[Stored dataset items]
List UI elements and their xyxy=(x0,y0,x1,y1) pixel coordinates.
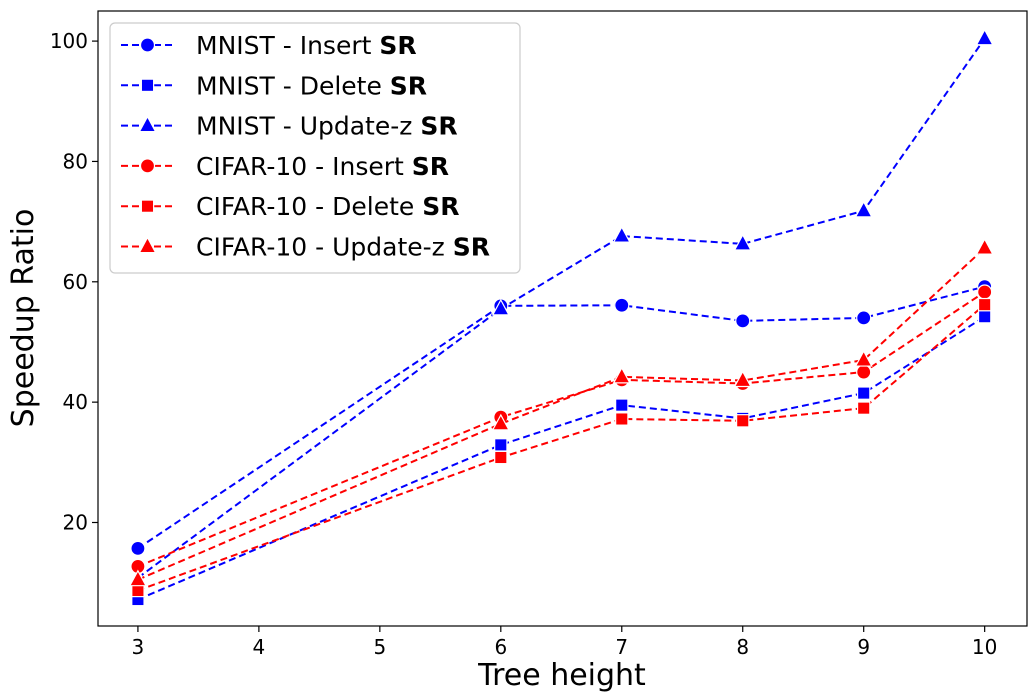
plot-frame xyxy=(97,10,1028,627)
x-tick-label: 10 xyxy=(972,635,997,659)
y-tick-label: 40 xyxy=(63,390,88,414)
legend-marker xyxy=(139,158,156,174)
series-line xyxy=(137,38,986,579)
x-axis-title: Tree height xyxy=(477,658,646,693)
data-point xyxy=(854,349,873,367)
data-point xyxy=(975,237,994,255)
x-tick-label: 5 xyxy=(373,635,386,659)
y-tick-label: 100 xyxy=(50,29,88,53)
x-tick-label: 6 xyxy=(494,635,507,659)
legend-series-name: MNIST - Update-z xyxy=(196,112,420,141)
legend-series-suffix: SR xyxy=(390,71,427,100)
data-point xyxy=(612,366,631,384)
data-point xyxy=(977,297,992,312)
data-point xyxy=(733,233,752,251)
data-point xyxy=(854,200,873,218)
legend-marker xyxy=(138,236,157,254)
legend-series-suffix: SR xyxy=(453,233,490,262)
legend-item: CIFAR-10 - Update-z SR xyxy=(121,233,490,262)
legend-item: CIFAR-10 - Delete SR xyxy=(121,192,459,221)
y-tick-label: 20 xyxy=(63,510,88,534)
data-point xyxy=(735,313,751,329)
data-point xyxy=(733,370,752,388)
series-4 xyxy=(130,284,993,575)
data-point xyxy=(615,398,629,412)
data-point xyxy=(494,450,508,465)
series-layer xyxy=(128,28,994,607)
legend-series-suffix: SR xyxy=(420,112,457,141)
legend-series-suffix: SR xyxy=(422,192,459,221)
data-point xyxy=(614,297,630,313)
series-line xyxy=(137,291,986,568)
data-point xyxy=(977,309,992,324)
y-axis: 20 40 60 80 100 xyxy=(50,29,98,534)
data-point xyxy=(736,414,750,428)
legend-label: CIFAR-10 - Update-z SR xyxy=(196,233,490,262)
x-tick-label: 7 xyxy=(615,635,628,659)
x-tick-label: 3 xyxy=(132,635,145,659)
legend-label: MNIST - Update-z SR xyxy=(196,112,458,141)
x-axis: 3 4 5 6 7 8 9 10 xyxy=(132,626,997,659)
legend-label: MNIST - Insert SR xyxy=(196,31,417,60)
y-tick-label: 80 xyxy=(63,149,88,173)
data-point xyxy=(128,569,147,587)
y-tick-label: 60 xyxy=(63,270,88,294)
series-line xyxy=(137,247,986,581)
legend-series-name: MNIST - Insert xyxy=(196,31,379,60)
data-point xyxy=(856,364,872,380)
data-point xyxy=(975,28,994,46)
legend-item: MNIST - Update-z SR xyxy=(121,112,458,141)
legend-marker xyxy=(139,37,156,53)
series-line xyxy=(137,285,985,550)
data-point xyxy=(615,412,629,426)
legend-label: CIFAR-10 - Insert SR xyxy=(196,152,449,181)
data-point xyxy=(856,401,871,415)
legend-series-suffix: SR xyxy=(379,31,416,60)
legend-series-name: CIFAR-10 - Update-z xyxy=(196,233,453,262)
series-5 xyxy=(131,297,992,598)
x-tick-label: 8 xyxy=(736,635,749,659)
data-point xyxy=(977,284,993,300)
legend-marker xyxy=(138,115,157,133)
legend-label: CIFAR-10 - Delete SR xyxy=(196,192,459,221)
data-point xyxy=(491,298,510,316)
legend-series-suffix: SR xyxy=(412,152,449,181)
series-line xyxy=(137,303,986,592)
data-point xyxy=(130,540,146,556)
legend-item: MNIST - Insert SR xyxy=(121,31,417,60)
legend-series-name: MNIST - Delete xyxy=(196,71,390,100)
legend-box xyxy=(109,22,521,274)
legend-marker xyxy=(140,78,155,93)
legend-item: CIFAR-10 - Insert SR xyxy=(121,152,449,181)
data-point xyxy=(494,438,508,452)
legend-marker xyxy=(140,199,155,213)
x-tick-label: 9 xyxy=(857,635,870,659)
series-1 xyxy=(130,279,993,556)
y-axis-title: Speedup Ratio xyxy=(6,209,41,428)
data-point xyxy=(856,386,871,400)
data-point xyxy=(612,225,631,243)
legend-series-name: CIFAR-10 - Delete xyxy=(196,192,422,221)
legend-label: MNIST - Delete SR xyxy=(196,71,427,100)
series-line xyxy=(137,315,986,601)
data-point xyxy=(491,413,510,431)
legend-series-name: CIFAR-10 - Insert xyxy=(196,152,412,181)
data-point xyxy=(856,310,872,326)
legend-item: MNIST - Delete SR xyxy=(121,71,427,100)
x-tick-label: 4 xyxy=(253,635,266,659)
series-6 xyxy=(128,237,994,587)
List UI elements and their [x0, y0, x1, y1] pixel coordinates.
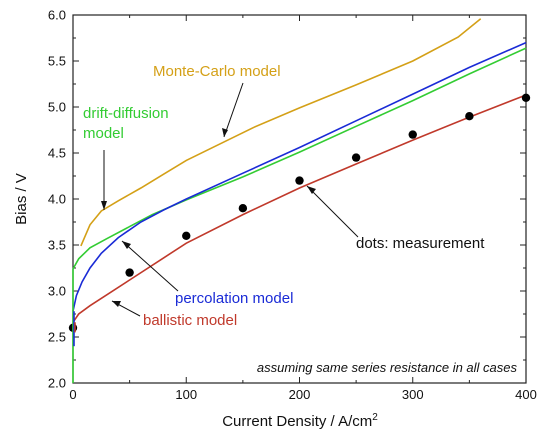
measurement-point [465, 112, 474, 121]
series-line-percolation-model [72, 41, 527, 312]
measurement-point [238, 204, 248, 213]
label-measurement: dots: measurement [356, 235, 485, 252]
y-tick-label: 5.0 [48, 100, 66, 115]
annotation-labels: Monte-Carlo model drift-diffusion model … [83, 63, 517, 375]
measurement-point [125, 268, 134, 277]
note-series-resistance: assuming same series resistance in all c… [257, 360, 518, 375]
arrowhead-measurement [307, 186, 316, 194]
y-tick-label: 4.5 [48, 146, 66, 161]
arrow-measurement [306, 185, 359, 238]
y-tick-label: 3.5 [48, 238, 66, 253]
y-tick-label: 6.0 [48, 8, 66, 23]
arrowhead-monte-carlo [222, 128, 228, 137]
label-ballistic: ballistic model [143, 312, 237, 329]
x-tick-label: 400 [515, 387, 537, 402]
series-line-ballistic-model [72, 94, 527, 323]
x-tick-label: 300 [402, 387, 424, 402]
label-drift-diffusion-line1: drift-diffusion [83, 105, 169, 122]
y-tick-label: 5.5 [48, 54, 66, 69]
label-monte-carlo: Monte-Carlo model [153, 63, 281, 80]
x-axis-title: Current Density / A/cm2 [222, 412, 378, 430]
axis-ticks [72, 14, 527, 384]
y-tick-label: 3.0 [48, 284, 66, 299]
measurement-point [351, 153, 361, 162]
arrowhead-ballistic [112, 301, 121, 307]
x-tick-label: 0 [69, 387, 76, 402]
arrow-percolation [121, 240, 179, 292]
arrow-monte-carlo [223, 82, 244, 138]
series-layer [68, 18, 531, 383]
series-line-drift-diffusion-model [72, 47, 527, 270]
x-tick-label: 100 [175, 387, 197, 402]
annotation-arrows [101, 82, 359, 317]
arrowhead-percolation [122, 241, 131, 249]
y-tick-label: 2.0 [48, 376, 66, 391]
y-tick-label: 4.0 [48, 192, 66, 207]
label-drift-diffusion-line2: model [83, 125, 124, 142]
measurement-point [295, 176, 304, 185]
y-tick-label: 2.5 [48, 330, 66, 345]
x-tick-label: 200 [289, 387, 311, 402]
measurement-point [521, 93, 531, 103]
measurement-point [182, 231, 191, 240]
tick-labels: 0 100 200 300 400 2.0 2.5 3.0 3.5 4.0 4.5 5.0 5.5 6.0 [48, 8, 537, 403]
y-axis-title: Bias / V [13, 173, 30, 225]
plot-frame [72, 14, 527, 384]
arrowhead-drift-diffusion [101, 201, 107, 210]
measurement-point [408, 130, 417, 139]
label-percolation: percolation model [175, 290, 293, 307]
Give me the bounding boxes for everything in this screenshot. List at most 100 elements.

Aim – Give every line above as a numbered list, skipping blank lines and leaving out the pictures.

Correct result –
1. List UI elements and their xyxy=(x0,y0,x1,y1) pixel coordinates.
2. plot-frame xyxy=(97,10,1028,627)
3. x-tick-label: 10 xyxy=(972,635,997,659)
4. y-tick-label: 40 xyxy=(63,390,88,414)
5. legend-marker xyxy=(139,158,156,174)
6. series-line xyxy=(137,38,986,579)
7. x-axis-title: Tree height xyxy=(477,658,646,693)
8. data-point xyxy=(854,349,873,367)
9. data-point xyxy=(975,237,994,255)
10. x-tick-label: 5 xyxy=(373,635,386,659)
11. y-tick-label: 100 xyxy=(50,29,88,53)
12. x-tick-label: 6 xyxy=(494,635,507,659)
13. legend-series-name: MNIST - Update-z xyxy=(196,112,420,141)
14. legend-series-suffix: SR xyxy=(390,71,427,100)
15. data-point xyxy=(612,366,631,384)
16. data-point xyxy=(977,297,992,312)
17. data-point xyxy=(733,233,752,251)
18. data-point xyxy=(854,200,873,218)
19. legend-marker xyxy=(138,236,157,254)
20. legend-series-suffix: SR xyxy=(453,233,490,262)
21. legend-item: CIFAR-10 - Update-z SR xyxy=(121,233,490,262)
22. legend-item: CIFAR-10 - Delete SR xyxy=(121,192,459,221)
23. y-tick-label: 20 xyxy=(63,510,88,534)
24. data-point xyxy=(735,313,751,329)
25. data-point xyxy=(733,370,752,388)
26. series-4 xyxy=(130,284,993,575)
27. data-point xyxy=(615,398,629,412)
28. data-point xyxy=(494,450,508,465)
29. series-layer xyxy=(128,28,994,607)
30. legend-series-suffix: SR xyxy=(420,112,457,141)
31. legend-series-suffix: SR xyxy=(422,192,459,221)
32. data-point xyxy=(614,297,630,313)
33. series-line xyxy=(137,291,986,568)
34. data-point xyxy=(977,309,992,324)
35. y-axis: 20 40 60 80 100 xyxy=(50,29,98,534)
36. data-point xyxy=(736,414,750,428)
37. legend-label: CIFAR-10 - Update-z SR xyxy=(196,233,490,262)
38. x-tick-label: 7 xyxy=(615,635,628,659)
39. x-tick-label: 3 xyxy=(132,635,145,659)
40. legend-label: MNIST - Update-z SR xyxy=(196,112,458,141)
41. x-axis: 3 4 5 6 7 8 9 10 xyxy=(132,626,997,659)
42. legend-label: MNIST - Insert SR xyxy=(196,31,417,60)
43. y-tick-label: 80 xyxy=(63,149,88,173)
44. data-point xyxy=(128,569,147,587)
45. y-tick-label: 60 xyxy=(63,270,88,294)
46. series-line xyxy=(137,247,986,581)
47. legend-series-name: MNIST - Insert xyxy=(196,31,379,60)
48. data-point xyxy=(856,364,872,380)
49. data-point xyxy=(975,28,994,46)
50. legend-item: MNIST - Update-z SR xyxy=(121,112,458,141)
51. legend-marker xyxy=(139,37,156,53)
52. series-line xyxy=(137,285,985,550)
53. data-point xyxy=(615,412,629,426)
54. legend-label: CIFAR-10 - Insert SR xyxy=(196,152,449,181)
55. data-point xyxy=(856,401,871,415)
56. legend-series-suffix: SR xyxy=(379,31,416,60)
57. legend-series-name: CIFAR-10 - Update-z xyxy=(196,233,453,262)
58. series-5 xyxy=(131,297,992,598)
59. x-tick-label: 8 xyxy=(736,635,749,659)
60. data-point xyxy=(977,284,993,300)
61. legend-marker xyxy=(138,115,157,133)
62. legend-label: CIFAR-10 - Delete SR xyxy=(196,192,459,221)
63. data-point xyxy=(491,298,510,316)
64. legend-series-suffix: SR xyxy=(412,152,449,181)
65. series-line xyxy=(137,303,986,592)
66. data-point xyxy=(130,540,146,556)
67. legend-item: MNIST - Insert SR xyxy=(121,31,417,60)
68. legend-series-name: MNIST - Delete xyxy=(196,71,390,100)
69. legend-box xyxy=(109,22,521,274)
70. legend-marker xyxy=(140,78,155,93)
71. legend-item: CIFAR-10 - Insert SR xyxy=(121,152,449,181)
72. data-point xyxy=(494,438,508,452)
73. legend-marker xyxy=(140,199,155,213)
74. x-tick-label: 9 xyxy=(857,635,870,659)
75. series-1 xyxy=(130,279,993,556)
76. y-axis-title: Speedup Ratio xyxy=(6,209,41,428)
77. data-point xyxy=(856,386,871,400)
78. data-point xyxy=(612,225,631,243)
79. legend-series-name: CIFAR-10 - Delete xyxy=(196,192,422,221)
80. legend-label: MNIST - Delete SR xyxy=(196,71,427,100)
81. series-line xyxy=(137,315,986,601)
82. data-point xyxy=(491,413,510,431)
83. legend-series-name: CIFAR-10 - Insert xyxy=(196,152,412,181)
84. data-point xyxy=(856,310,872,326)
85. legend-item: MNIST - Delete SR xyxy=(121,71,427,100)
86. x-tick-label: 4 xyxy=(253,635,266,659)
87. series-6 xyxy=(128,237,994,587)
88. List UI elements and their [x0, y0, x1, y1] pixel coordinates.
89. measurement-point [465, 112, 474, 121]
90. series-line-percolation-model [72, 41, 527, 312]
91. measurement-point [238, 204, 248, 213]
92. label-measurement: dots: measurement [356, 235, 485, 252]
93. y-tick-label: 5.0 [48, 100, 66, 115]
94. annotation-labels: Monte-Carlo model drift-diffusion model … [83, 63, 517, 375]
95. measurement-point [125, 268, 134, 277]
96. note-series-resistance: assuming same series resistance in all c… [257, 360, 518, 375]
97. arrowhead-measurement [307, 186, 316, 194]
98. y-tick-label: 4.5 [48, 146, 66, 161]
99. arrow-measurement [306, 185, 359, 238]
100. y-tick-label: 3.5 [48, 238, 66, 253]
101. y-tick-label: 6.0 [48, 8, 66, 23]
102. arrowhead-monte-carlo [222, 128, 228, 137]
103. label-ballistic: ballistic model [143, 312, 237, 329]
104. x-tick-label: 400 [515, 387, 537, 402]
105. series-line-ballistic-model [72, 94, 527, 323]
106. x-tick-label: 300 [402, 387, 424, 402]
107. label-drift-diffusion-line1: drift-diffusion [83, 105, 169, 122]
108. y-tick-label: 5.5 [48, 54, 66, 69]
109. label-monte-carlo: Monte-Carlo model [153, 63, 281, 80]
110. x-axis-title: Current Density / A/cm2 [222, 412, 378, 430]
111. axis-ticks [72, 14, 527, 384]
112. y-tick-label: 3.0 [48, 284, 66, 299]
113. measurement-point [351, 153, 361, 162]
114. arrowhead-ballistic [112, 301, 121, 307]
115. x-tick-label: 0 [69, 387, 76, 402]
116. arrow-percolation [121, 240, 179, 292]
117. arrow-monte-carlo [223, 82, 244, 138]
118. series-layer [68, 18, 531, 383]
119. series-line-drift-diffusion-model [72, 47, 527, 270]
120. x-tick-label: 100 [175, 387, 197, 402]
121. annotation-arrows [101, 82, 359, 317]
122. arrowhead-percolation [122, 241, 131, 249]
123. y-tick-label: 2.0 [48, 376, 66, 391]
124. y-tick-label: 4.0 [48, 192, 66, 207]
125. label-drift-diffusion-line2: model [83, 125, 124, 142]
126. measurement-point [295, 176, 304, 185]
127. y-tick-label: 2.5 [48, 330, 66, 345]
128. x-tick-label: 200 [289, 387, 311, 402]
129. measurement-point [521, 93, 531, 103]
130. measurement-point [182, 231, 191, 240]
131. tick-labels: 0 100 200 300 400 2.0 2.5 3.0 3.5 4.0 4.5 5.0 5.5 6.0 [48, 8, 537, 403]
132. y-axis-title: Bias / V [13, 173, 30, 225]
133. plot-frame [72, 14, 527, 384]
134. arrowhead-drift-diffusion [101, 201, 107, 210]
135. measurement-point [408, 130, 417, 139]
136. label-percolation: percolation model [175, 290, 293, 307]
137. Give me the bounding boxes for everything in this screenshot. List at most 100 elements.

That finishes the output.